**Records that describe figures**
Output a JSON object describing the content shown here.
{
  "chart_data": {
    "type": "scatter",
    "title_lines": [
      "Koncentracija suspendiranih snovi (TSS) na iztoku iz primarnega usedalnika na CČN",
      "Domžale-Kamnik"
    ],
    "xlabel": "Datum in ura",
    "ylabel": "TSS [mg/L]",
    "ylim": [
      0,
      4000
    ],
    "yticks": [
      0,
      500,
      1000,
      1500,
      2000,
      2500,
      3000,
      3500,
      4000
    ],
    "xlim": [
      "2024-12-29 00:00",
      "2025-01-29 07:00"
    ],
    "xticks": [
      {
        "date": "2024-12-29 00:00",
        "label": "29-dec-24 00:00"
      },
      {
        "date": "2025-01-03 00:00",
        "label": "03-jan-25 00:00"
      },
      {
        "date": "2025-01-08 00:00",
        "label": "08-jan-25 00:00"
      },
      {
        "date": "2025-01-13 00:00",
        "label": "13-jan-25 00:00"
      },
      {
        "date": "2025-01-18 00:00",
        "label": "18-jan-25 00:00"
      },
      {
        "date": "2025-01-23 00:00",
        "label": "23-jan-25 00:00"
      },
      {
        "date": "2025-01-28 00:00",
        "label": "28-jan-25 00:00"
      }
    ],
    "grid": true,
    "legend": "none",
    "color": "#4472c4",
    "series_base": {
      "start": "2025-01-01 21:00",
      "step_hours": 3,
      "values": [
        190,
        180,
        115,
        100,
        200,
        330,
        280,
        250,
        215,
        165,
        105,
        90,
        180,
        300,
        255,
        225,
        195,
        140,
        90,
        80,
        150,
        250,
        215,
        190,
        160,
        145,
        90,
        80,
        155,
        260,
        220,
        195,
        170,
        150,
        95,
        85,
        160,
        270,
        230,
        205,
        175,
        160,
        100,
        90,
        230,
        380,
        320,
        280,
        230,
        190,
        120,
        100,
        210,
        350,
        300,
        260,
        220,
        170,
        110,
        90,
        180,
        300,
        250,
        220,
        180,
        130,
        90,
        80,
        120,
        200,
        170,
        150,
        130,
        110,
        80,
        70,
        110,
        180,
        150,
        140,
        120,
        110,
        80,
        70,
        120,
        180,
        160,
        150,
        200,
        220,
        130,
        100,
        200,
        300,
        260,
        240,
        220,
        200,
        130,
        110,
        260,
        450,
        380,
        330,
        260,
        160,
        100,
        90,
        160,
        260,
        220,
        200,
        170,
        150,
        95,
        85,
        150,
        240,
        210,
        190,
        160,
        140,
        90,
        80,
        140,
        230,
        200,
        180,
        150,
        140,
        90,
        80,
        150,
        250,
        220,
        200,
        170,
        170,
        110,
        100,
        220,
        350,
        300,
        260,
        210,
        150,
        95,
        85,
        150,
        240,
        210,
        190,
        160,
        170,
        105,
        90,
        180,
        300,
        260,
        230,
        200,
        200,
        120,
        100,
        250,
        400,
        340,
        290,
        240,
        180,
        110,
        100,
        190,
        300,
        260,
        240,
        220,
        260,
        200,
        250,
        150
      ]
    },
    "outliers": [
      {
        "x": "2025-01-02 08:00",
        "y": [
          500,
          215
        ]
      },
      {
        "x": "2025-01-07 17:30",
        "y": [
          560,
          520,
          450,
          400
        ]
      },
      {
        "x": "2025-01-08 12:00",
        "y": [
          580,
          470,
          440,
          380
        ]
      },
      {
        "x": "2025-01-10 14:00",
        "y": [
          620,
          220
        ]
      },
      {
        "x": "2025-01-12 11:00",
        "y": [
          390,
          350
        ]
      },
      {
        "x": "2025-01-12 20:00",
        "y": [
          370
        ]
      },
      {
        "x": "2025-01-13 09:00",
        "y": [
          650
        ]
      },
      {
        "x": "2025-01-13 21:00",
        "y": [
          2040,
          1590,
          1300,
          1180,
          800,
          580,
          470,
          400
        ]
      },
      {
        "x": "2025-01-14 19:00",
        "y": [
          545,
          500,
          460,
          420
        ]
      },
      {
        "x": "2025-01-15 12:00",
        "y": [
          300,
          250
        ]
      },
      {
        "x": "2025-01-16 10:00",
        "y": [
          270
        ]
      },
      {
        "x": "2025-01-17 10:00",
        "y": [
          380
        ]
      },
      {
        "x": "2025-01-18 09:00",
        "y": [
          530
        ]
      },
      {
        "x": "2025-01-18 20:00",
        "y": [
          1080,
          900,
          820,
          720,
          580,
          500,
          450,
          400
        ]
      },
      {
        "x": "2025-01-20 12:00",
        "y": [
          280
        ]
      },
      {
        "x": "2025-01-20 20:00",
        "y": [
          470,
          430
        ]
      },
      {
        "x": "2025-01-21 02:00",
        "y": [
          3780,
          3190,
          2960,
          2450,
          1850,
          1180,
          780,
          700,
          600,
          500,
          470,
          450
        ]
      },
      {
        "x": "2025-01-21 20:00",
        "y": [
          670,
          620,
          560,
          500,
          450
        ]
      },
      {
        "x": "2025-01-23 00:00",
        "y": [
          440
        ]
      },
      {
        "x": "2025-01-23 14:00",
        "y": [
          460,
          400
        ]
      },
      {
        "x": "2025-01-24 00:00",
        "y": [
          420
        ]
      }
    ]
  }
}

**Short exercise**
State, as a number only, how many lines in the entries include "date".

**Written answer**
7